# GIVEN TASK
Every entry must be echoed exactly.

# MATERIAL SUPPLIED
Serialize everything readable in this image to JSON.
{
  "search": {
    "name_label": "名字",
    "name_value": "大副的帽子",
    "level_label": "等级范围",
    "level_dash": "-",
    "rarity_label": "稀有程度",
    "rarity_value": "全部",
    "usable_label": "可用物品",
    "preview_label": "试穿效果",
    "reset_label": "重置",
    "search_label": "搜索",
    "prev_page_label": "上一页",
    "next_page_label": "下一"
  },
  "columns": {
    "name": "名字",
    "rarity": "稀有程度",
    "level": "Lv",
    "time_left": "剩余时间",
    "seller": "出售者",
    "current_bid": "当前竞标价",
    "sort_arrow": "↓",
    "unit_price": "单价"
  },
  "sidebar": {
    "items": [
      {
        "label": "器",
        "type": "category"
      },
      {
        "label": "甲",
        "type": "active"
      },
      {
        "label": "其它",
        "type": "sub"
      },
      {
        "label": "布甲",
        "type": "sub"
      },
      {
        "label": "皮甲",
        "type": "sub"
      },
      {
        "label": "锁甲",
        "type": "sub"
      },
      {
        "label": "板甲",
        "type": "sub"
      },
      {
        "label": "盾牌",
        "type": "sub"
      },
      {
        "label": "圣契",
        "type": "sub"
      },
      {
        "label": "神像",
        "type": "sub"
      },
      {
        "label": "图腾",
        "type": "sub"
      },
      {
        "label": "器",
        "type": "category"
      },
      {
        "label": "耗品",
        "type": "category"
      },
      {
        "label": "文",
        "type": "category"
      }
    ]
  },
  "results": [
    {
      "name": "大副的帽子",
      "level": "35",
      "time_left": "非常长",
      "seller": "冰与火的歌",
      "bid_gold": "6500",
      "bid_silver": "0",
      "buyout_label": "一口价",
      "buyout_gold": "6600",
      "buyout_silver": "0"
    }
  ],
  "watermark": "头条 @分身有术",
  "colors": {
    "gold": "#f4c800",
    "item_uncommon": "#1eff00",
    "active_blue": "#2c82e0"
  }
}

# WRITTEN RESPONSE
Serialize everything readable in this image to JSON.
{
  "search": {
    "name_label": "名字",
    "name_value": "大副的帽子",
    "level_label": "等级范围",
    "level_dash": "-",
    "rarity_label": "稀有程度",
    "rarity_value": "全部",
    "usable_label": "可用物品",
    "preview_label": "试穿效果",
    "reset_label": "重置",
    "search_label": "搜索",
    "prev_page_label": "上一页",
    "next_page_label": "下一"
  },
  "columns": {
    "name": "名字",
    "rarity": "稀有程度",
    "level": "Lv",
    "time_left": "剩余时间",
    "seller": "出售者",
    "current_bid": "当前竞标价",
    "sort_arrow": "↓",
    "unit_price": "单价"
  },
  "sidebar": {
    "items": [
      {
        "label": "器",
        "type": "category"
      },
      {
        "label": "甲",
        "type": "active"
      },
      {
        "label": "其它",
        "type": "sub"
      },
      {
        "label": "布甲",
        "type": "sub"
      },
      {
        "label": "皮甲",
        "type": "sub"
      },
      {
        "label": "锁甲",
        "type": "sub"
      },
      {
        "label": "板甲",
        "type": "sub"
      },
      {
        "label": "盾牌",
        "type": "sub"
      },
      {
        "label": "圣契",
        "type": "sub"
      },
      {
        "label": "神像",
        "type": "sub"
      },
      {
        "label": "图腾",
        "type": "sub"
      },
      {
        "label": "器",
        "type": "category"
      },
      {
        "label": "耗品",
        "type": "category"
      },
      {
        "label": "文",
        "type": "category"
      }
    ]
  },
  "results": [
    {
      "name": "大副的帽子",
      "level": "35",
      "time_left": "非常长",
      "seller": "冰与火的歌",
      "bid_gold": "6500",
      "bid_silver": "0",
      "buyout_label": "一口价",
      "buyout_gold": "6600",
      "buyout_silver": "0"
    }
  ],
  "watermark": "头条 @分身有术",
  "colors": {
    "gold": "#f4c800",
    "item_uncommon": "#1eff00",
    "active_blue": "#2c82e0"
  }
}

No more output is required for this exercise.